#### [The problem]
Extract each line of the material that follows exactly and omit its pictures.

#### [Records shown]
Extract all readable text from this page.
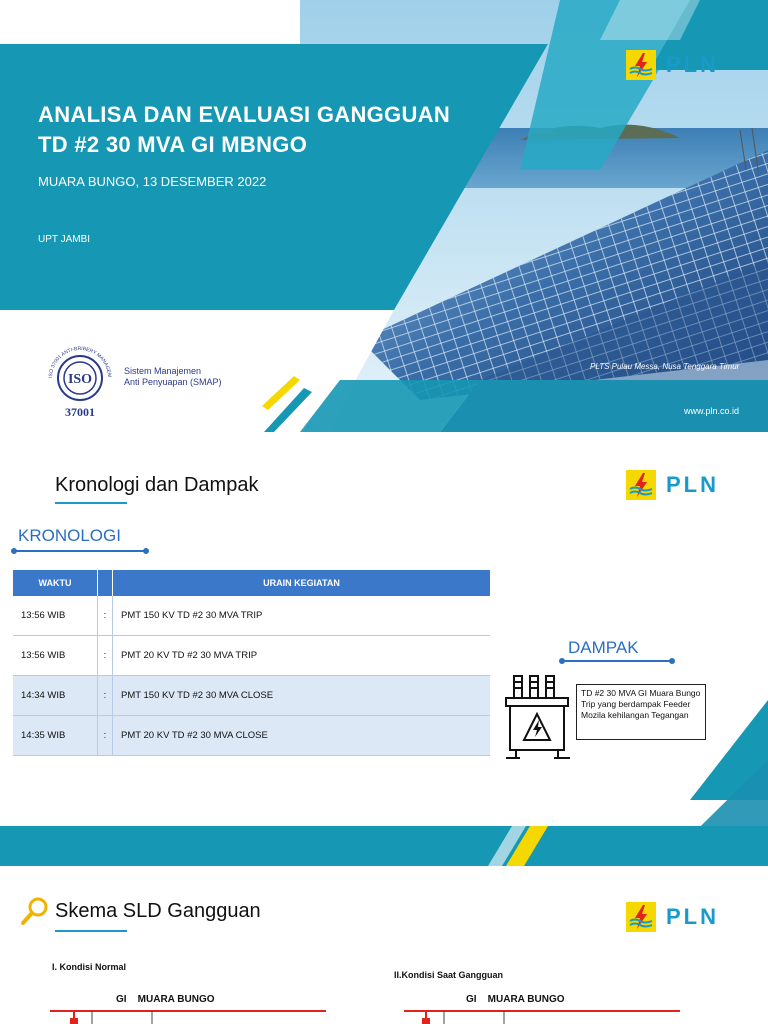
ANALISA DAN EVALUASI GANGGUAN
TD #2 30 MVA GI MBNGO
MUARA BUNGO, 13 DESEMBER 2022
UPT JAMBI
PLTS Pulau Messa, Nusa Tenggara Timur
www.pln.co.id
PLN
ISO 37001 ANTI-BRIBERY MANAGEM
ISO
37001
Sistem Manajemen
Anti Penyuapan (SMAP)
Kronologi dan Dampak	PLN
KRONOLOGI
WAKTU		URAIN KEGIATAN
13:56 WIB	:	PMT 150 KV TD #2 30 MVA TRIP
13:56 WIB	:	PMT 20 KV TD #2 30 MVA TRIP
14:34 WIB	:	PMT 150 KV TD #2 30 MVA CLOSE
14:35 WIB	:	PMT 20 KV TD #2 30 MVA CLOSE
DAMPAK
TD #2 30 MVA GI Muara Bungo Trip yang berdampak Feeder Mozila kehilangan Tegangan
Skema SLD Gangguan	PLN
I. Kondisi Normal
II.Kondisi Saat Gangguan
GI    MUARA BUNGO	GI    MUARA BUNGO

#### [Solution]
Extract all readable text from this page.
ANALISA DAN EVALUASI GANGGUAN
TD #2 30 MVA GI MBNGO
MUARA BUNGO, 13 DESEMBER 2022
UPT JAMBI
PLTS Pulau Messa, Nusa Tenggara Timur
www.pln.co.id
PLN
ISO 37001 ANTI-BRIBERY MANAGEM
ISO
37001
Sistem Manajemen
Anti Penyuapan (SMAP)
Kronologi dan Dampak	PLN
KRONOLOGI
WAKTU		URAIN KEGIATAN
13:56 WIB	:	PMT 150 KV TD #2 30 MVA TRIP
13:56 WIB	:	PMT 20 KV TD #2 30 MVA TRIP
14:34 WIB	:	PMT 150 KV TD #2 30 MVA CLOSE
14:35 WIB	:	PMT 20 KV TD #2 30 MVA CLOSE
DAMPAK
TD #2 30 MVA GI Muara Bungo Trip yang berdampak Feeder Mozila kehilangan Tegangan
Skema SLD Gangguan	PLN
I. Kondisi Normal
II.Kondisi Saat Gangguan
GI    MUARA BUNGO	GI    MUARA BUNGO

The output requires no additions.